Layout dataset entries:
_____

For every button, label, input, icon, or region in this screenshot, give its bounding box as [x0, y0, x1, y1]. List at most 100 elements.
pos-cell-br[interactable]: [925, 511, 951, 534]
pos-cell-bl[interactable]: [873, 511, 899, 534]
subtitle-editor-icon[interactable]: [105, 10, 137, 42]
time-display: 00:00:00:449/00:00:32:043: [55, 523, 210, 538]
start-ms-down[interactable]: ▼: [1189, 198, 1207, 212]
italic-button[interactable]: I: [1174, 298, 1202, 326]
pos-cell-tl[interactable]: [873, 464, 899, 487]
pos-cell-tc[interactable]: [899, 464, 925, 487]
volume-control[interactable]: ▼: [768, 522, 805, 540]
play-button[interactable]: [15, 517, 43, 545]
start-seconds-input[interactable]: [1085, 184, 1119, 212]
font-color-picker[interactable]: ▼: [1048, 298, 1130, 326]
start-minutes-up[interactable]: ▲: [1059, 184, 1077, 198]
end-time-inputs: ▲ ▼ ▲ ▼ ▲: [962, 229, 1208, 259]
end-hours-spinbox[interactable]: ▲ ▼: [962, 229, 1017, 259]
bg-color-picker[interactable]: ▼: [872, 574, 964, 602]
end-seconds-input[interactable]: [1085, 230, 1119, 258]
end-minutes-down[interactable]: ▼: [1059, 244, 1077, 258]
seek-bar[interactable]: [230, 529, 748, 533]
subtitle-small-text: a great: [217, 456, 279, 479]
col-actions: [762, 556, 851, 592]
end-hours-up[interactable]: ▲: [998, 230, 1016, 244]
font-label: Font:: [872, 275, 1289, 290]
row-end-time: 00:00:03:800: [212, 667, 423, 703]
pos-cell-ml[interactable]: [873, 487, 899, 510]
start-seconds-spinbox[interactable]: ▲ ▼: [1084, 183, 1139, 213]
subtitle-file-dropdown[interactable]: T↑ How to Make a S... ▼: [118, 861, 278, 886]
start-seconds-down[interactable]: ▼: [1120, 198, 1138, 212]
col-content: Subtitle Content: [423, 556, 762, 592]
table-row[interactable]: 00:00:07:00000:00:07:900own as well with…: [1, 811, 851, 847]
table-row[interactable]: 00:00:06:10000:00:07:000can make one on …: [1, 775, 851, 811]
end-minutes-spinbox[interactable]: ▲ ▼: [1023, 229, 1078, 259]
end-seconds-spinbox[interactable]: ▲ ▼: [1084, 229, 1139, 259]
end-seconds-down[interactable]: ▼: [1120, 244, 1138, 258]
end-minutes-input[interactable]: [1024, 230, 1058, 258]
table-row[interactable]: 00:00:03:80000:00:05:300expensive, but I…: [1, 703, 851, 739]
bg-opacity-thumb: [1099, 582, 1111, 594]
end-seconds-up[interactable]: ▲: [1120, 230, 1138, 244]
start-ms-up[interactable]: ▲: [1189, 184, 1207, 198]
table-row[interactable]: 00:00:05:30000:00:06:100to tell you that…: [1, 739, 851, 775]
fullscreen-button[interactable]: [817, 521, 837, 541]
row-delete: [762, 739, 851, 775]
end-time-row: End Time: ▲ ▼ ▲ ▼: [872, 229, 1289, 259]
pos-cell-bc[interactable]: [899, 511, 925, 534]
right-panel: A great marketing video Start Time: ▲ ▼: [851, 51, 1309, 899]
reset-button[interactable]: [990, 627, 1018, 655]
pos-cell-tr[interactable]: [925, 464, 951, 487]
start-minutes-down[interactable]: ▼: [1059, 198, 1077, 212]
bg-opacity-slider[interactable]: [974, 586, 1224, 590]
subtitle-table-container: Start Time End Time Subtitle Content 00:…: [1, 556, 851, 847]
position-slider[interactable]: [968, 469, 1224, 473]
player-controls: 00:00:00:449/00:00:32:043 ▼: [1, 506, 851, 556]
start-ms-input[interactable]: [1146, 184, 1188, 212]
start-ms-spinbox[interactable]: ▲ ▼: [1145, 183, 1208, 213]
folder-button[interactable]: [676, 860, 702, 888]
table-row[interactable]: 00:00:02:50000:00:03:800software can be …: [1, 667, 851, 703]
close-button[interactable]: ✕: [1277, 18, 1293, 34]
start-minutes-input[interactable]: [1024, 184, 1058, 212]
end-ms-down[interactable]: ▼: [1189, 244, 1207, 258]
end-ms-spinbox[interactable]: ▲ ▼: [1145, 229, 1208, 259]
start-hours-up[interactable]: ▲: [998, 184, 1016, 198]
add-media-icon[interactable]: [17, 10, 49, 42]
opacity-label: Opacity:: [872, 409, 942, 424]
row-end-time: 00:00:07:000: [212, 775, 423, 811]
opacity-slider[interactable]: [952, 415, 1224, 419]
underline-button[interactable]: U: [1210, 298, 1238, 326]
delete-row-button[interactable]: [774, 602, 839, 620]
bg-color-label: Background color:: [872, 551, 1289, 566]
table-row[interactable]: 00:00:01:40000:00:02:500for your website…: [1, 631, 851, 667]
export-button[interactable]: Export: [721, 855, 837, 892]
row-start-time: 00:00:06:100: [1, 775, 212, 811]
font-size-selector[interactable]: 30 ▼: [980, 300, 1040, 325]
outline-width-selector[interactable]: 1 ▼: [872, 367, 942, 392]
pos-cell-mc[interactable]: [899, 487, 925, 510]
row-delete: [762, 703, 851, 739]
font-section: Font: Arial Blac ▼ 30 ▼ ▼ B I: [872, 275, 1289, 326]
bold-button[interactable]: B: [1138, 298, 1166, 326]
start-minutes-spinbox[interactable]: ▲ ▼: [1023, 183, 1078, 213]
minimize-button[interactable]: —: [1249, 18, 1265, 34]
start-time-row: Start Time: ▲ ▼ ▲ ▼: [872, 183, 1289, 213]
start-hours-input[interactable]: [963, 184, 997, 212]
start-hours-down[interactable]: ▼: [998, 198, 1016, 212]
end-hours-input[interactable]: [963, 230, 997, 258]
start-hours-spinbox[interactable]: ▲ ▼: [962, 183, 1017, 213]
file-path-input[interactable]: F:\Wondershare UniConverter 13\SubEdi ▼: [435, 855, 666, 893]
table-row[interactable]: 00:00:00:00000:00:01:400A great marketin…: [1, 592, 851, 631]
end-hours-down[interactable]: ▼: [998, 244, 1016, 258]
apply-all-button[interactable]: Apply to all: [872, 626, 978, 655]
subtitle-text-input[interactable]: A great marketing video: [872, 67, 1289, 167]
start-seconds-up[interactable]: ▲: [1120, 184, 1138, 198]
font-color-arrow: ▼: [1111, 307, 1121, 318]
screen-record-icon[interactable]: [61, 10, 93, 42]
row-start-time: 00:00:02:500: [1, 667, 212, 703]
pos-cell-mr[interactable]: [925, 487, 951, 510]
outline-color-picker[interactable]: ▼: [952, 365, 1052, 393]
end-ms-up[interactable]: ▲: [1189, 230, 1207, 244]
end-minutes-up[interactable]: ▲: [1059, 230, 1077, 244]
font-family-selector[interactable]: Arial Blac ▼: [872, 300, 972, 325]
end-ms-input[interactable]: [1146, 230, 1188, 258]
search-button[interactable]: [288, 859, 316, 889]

_____

Exercise requirements: Reproduce the material above, substituting "bounding rectangle" for "bounding box" and leaving everything else unchanged.

Solution:
For every button, label, input, icon, or region in this screenshot, give its bounding rectangle as [x0, y0, x1, y1]. List at most 100 elements.
pos-cell-br[interactable]: [925, 511, 951, 534]
pos-cell-bl[interactable]: [873, 511, 899, 534]
subtitle-editor-icon[interactable]: [105, 10, 137, 42]
time-display: 00:00:00:449/00:00:32:043: [55, 523, 210, 538]
start-ms-down[interactable]: ▼: [1189, 198, 1207, 212]
italic-button[interactable]: I: [1174, 298, 1202, 326]
pos-cell-tl[interactable]: [873, 464, 899, 487]
pos-cell-tc[interactable]: [899, 464, 925, 487]
volume-control[interactable]: ▼: [768, 522, 805, 540]
play-button[interactable]: [15, 517, 43, 545]
start-seconds-input[interactable]: [1085, 184, 1119, 212]
font-color-picker[interactable]: ▼: [1048, 298, 1130, 326]
start-minutes-up[interactable]: ▲: [1059, 184, 1077, 198]
end-time-inputs: ▲ ▼ ▲ ▼ ▲: [962, 229, 1208, 259]
end-hours-spinbox[interactable]: ▲ ▼: [962, 229, 1017, 259]
bg-color-picker[interactable]: ▼: [872, 574, 964, 602]
end-seconds-input[interactable]: [1085, 230, 1119, 258]
end-minutes-down[interactable]: ▼: [1059, 244, 1077, 258]
seek-bar[interactable]: [230, 529, 748, 533]
subtitle-small-text: a great: [217, 456, 279, 479]
col-actions: [762, 556, 851, 592]
end-hours-up[interactable]: ▲: [998, 230, 1016, 244]
font-label: Font:: [872, 275, 1289, 290]
row-end-time: 00:00:03:800: [212, 667, 423, 703]
pos-cell-ml[interactable]: [873, 487, 899, 510]
start-seconds-spinbox[interactable]: ▲ ▼: [1084, 183, 1139, 213]
subtitle-file-dropdown[interactable]: T↑ How to Make a S... ▼: [118, 861, 278, 886]
start-seconds-down[interactable]: ▼: [1120, 198, 1138, 212]
col-content: Subtitle Content: [423, 556, 762, 592]
table-row[interactable]: 00:00:07:00000:00:07:900own as well with…: [1, 811, 851, 847]
table-row[interactable]: 00:00:06:10000:00:07:000can make one on …: [1, 775, 851, 811]
end-minutes-spinbox[interactable]: ▲ ▼: [1023, 229, 1078, 259]
end-seconds-spinbox[interactable]: ▲ ▼: [1084, 229, 1139, 259]
end-seconds-down[interactable]: ▼: [1120, 244, 1138, 258]
end-minutes-input[interactable]: [1024, 230, 1058, 258]
table-row[interactable]: 00:00:03:80000:00:05:300expensive, but I…: [1, 703, 851, 739]
bg-opacity-thumb: [1099, 582, 1111, 594]
end-seconds-up[interactable]: ▲: [1120, 230, 1138, 244]
start-ms-up[interactable]: ▲: [1189, 184, 1207, 198]
table-row[interactable]: 00:00:05:30000:00:06:100to tell you that…: [1, 739, 851, 775]
fullscreen-button[interactable]: [817, 521, 837, 541]
row-delete: [762, 739, 851, 775]
end-time-row: End Time: ▲ ▼ ▲ ▼: [872, 229, 1289, 259]
pos-cell-bc[interactable]: [899, 511, 925, 534]
right-panel: A great marketing video Start Time: ▲ ▼: [851, 51, 1309, 899]
reset-button[interactable]: [990, 627, 1018, 655]
pos-cell-tr[interactable]: [925, 464, 951, 487]
start-minutes-down[interactable]: ▼: [1059, 198, 1077, 212]
bg-opacity-slider[interactable]: [974, 586, 1224, 590]
subtitle-table-container: Start Time End Time Subtitle Content 00:…: [1, 556, 851, 847]
position-slider[interactable]: [968, 469, 1224, 473]
player-controls: 00:00:00:449/00:00:32:043 ▼: [1, 506, 851, 556]
start-ms-input[interactable]: [1146, 184, 1188, 212]
start-ms-spinbox[interactable]: ▲ ▼: [1145, 183, 1208, 213]
folder-button[interactable]: [676, 860, 702, 888]
table-row[interactable]: 00:00:02:50000:00:03:800software can be …: [1, 667, 851, 703]
close-button[interactable]: ✕: [1277, 18, 1293, 34]
start-minutes-input[interactable]: [1024, 184, 1058, 212]
end-ms-down[interactable]: ▼: [1189, 244, 1207, 258]
end-ms-spinbox[interactable]: ▲ ▼: [1145, 229, 1208, 259]
start-hours-up[interactable]: ▲: [998, 184, 1016, 198]
add-media-icon[interactable]: [17, 10, 49, 42]
opacity-label: Opacity:: [872, 409, 942, 424]
row-end-time: 00:00:07:000: [212, 775, 423, 811]
opacity-slider[interactable]: [952, 415, 1224, 419]
underline-button[interactable]: U: [1210, 298, 1238, 326]
delete-row-button[interactable]: [774, 602, 839, 620]
bg-color-label: Background color:: [872, 551, 1289, 566]
table-row[interactable]: 00:00:01:40000:00:02:500for your website…: [1, 631, 851, 667]
export-button[interactable]: Export: [721, 855, 837, 892]
row-start-time: 00:00:06:100: [1, 775, 212, 811]
font-size-selector[interactable]: 30 ▼: [980, 300, 1040, 325]
outline-width-selector[interactable]: 1 ▼: [872, 367, 942, 392]
pos-cell-mc[interactable]: [899, 487, 925, 510]
row-delete: [762, 703, 851, 739]
font-section: Font: Arial Blac ▼ 30 ▼ ▼ B I: [872, 275, 1289, 326]
bold-button[interactable]: B: [1138, 298, 1166, 326]
start-minutes-spinbox[interactable]: ▲ ▼: [1023, 183, 1078, 213]
minimize-button[interactable]: —: [1249, 18, 1265, 34]
start-time-row: Start Time: ▲ ▼ ▲ ▼: [872, 183, 1289, 213]
start-hours-input[interactable]: [963, 184, 997, 212]
start-hours-down[interactable]: ▼: [998, 198, 1016, 212]
end-hours-input[interactable]: [963, 230, 997, 258]
start-hours-spinbox[interactable]: ▲ ▼: [962, 183, 1017, 213]
file-path-input[interactable]: F:\Wondershare UniConverter 13\SubEdi ▼: [435, 855, 666, 893]
table-row[interactable]: 00:00:00:00000:00:01:400A great marketin…: [1, 592, 851, 631]
end-hours-down[interactable]: ▼: [998, 244, 1016, 258]
apply-all-button[interactable]: Apply to all: [872, 626, 978, 655]
subtitle-text-input[interactable]: A great marketing video: [872, 67, 1289, 167]
start-seconds-up[interactable]: ▲: [1120, 184, 1138, 198]
font-color-arrow: ▼: [1111, 307, 1121, 318]
screen-record-icon[interactable]: [61, 10, 93, 42]
row-start-time: 00:00:02:500: [1, 667, 212, 703]
pos-cell-mr[interactable]: [925, 487, 951, 510]
outline-color-picker[interactable]: ▼: [952, 365, 1052, 393]
end-ms-up[interactable]: ▲: [1189, 230, 1207, 244]
end-minutes-up[interactable]: ▲: [1059, 230, 1077, 244]
font-family-selector[interactable]: Arial Blac ▼: [872, 300, 972, 325]
end-ms-input[interactable]: [1146, 230, 1188, 258]
search-button[interactable]: [288, 859, 316, 889]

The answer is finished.